Copy the lines of the items below word for word, from the start of the items through the line containing "button[interactable]: b: [111, 307, 128, 329]".

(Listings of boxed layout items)
** BEGIN **
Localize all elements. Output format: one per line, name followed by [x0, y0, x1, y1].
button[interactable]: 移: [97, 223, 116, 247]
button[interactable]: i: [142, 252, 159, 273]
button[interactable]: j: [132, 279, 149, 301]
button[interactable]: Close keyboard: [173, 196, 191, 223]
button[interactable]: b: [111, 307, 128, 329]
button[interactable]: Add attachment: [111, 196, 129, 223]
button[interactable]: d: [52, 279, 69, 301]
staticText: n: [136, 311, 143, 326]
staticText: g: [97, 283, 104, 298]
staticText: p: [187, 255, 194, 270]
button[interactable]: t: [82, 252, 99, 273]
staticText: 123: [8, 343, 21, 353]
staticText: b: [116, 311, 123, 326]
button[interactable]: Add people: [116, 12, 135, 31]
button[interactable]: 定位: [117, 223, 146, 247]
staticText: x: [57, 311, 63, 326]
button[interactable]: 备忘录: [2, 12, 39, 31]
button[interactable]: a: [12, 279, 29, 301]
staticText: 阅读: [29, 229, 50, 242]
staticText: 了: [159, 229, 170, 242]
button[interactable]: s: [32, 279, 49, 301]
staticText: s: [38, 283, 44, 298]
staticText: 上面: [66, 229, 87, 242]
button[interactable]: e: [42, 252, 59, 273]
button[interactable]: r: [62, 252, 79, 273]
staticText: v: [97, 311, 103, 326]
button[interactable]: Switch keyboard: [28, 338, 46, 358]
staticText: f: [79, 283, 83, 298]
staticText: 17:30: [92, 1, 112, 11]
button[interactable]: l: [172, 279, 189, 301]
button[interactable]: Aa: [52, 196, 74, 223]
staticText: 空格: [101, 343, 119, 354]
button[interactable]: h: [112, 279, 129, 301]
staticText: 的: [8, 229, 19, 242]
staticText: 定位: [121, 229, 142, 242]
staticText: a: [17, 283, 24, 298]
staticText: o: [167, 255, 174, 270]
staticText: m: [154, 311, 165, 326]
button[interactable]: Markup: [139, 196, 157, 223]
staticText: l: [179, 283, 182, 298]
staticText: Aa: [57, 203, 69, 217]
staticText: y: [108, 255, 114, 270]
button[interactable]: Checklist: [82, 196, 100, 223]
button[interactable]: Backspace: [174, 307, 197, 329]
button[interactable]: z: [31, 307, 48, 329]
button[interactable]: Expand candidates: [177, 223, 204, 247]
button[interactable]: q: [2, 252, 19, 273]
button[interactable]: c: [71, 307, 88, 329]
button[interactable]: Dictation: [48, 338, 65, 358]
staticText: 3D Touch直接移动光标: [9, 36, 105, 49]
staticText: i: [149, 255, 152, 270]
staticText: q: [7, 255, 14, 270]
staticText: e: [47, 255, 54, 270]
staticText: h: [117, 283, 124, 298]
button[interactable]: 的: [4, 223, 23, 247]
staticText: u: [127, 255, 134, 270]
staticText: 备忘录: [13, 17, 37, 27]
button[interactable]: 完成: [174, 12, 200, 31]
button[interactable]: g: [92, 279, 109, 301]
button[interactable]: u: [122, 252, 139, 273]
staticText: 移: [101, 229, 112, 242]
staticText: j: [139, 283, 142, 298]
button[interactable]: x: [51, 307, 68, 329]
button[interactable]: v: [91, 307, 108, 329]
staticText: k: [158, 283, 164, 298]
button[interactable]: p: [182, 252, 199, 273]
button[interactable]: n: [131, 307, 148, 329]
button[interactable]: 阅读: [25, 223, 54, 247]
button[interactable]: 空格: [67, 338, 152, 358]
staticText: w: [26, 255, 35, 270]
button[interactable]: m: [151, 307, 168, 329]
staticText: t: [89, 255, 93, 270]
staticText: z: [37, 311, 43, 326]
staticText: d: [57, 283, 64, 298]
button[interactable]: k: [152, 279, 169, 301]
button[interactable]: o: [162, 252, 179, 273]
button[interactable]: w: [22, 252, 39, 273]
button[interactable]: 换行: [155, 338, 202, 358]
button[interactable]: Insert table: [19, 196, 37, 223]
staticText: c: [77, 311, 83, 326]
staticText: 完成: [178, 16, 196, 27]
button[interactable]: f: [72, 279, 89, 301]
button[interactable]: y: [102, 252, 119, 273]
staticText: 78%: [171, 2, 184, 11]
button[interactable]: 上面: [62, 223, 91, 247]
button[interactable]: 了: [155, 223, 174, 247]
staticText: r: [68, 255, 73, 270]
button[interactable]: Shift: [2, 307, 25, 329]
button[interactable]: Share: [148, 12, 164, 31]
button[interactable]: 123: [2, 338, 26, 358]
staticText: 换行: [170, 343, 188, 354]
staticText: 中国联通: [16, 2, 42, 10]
** END **
## [Solved problem]
Localize all elements. Output format: one per line, name followed by [x0, y0, x1, y1].
button[interactable]: 移: [97, 223, 116, 247]
button[interactable]: i: [142, 252, 159, 273]
button[interactable]: j: [132, 279, 149, 301]
button[interactable]: Close keyboard: [173, 196, 191, 223]
button[interactable]: b: [111, 307, 128, 329]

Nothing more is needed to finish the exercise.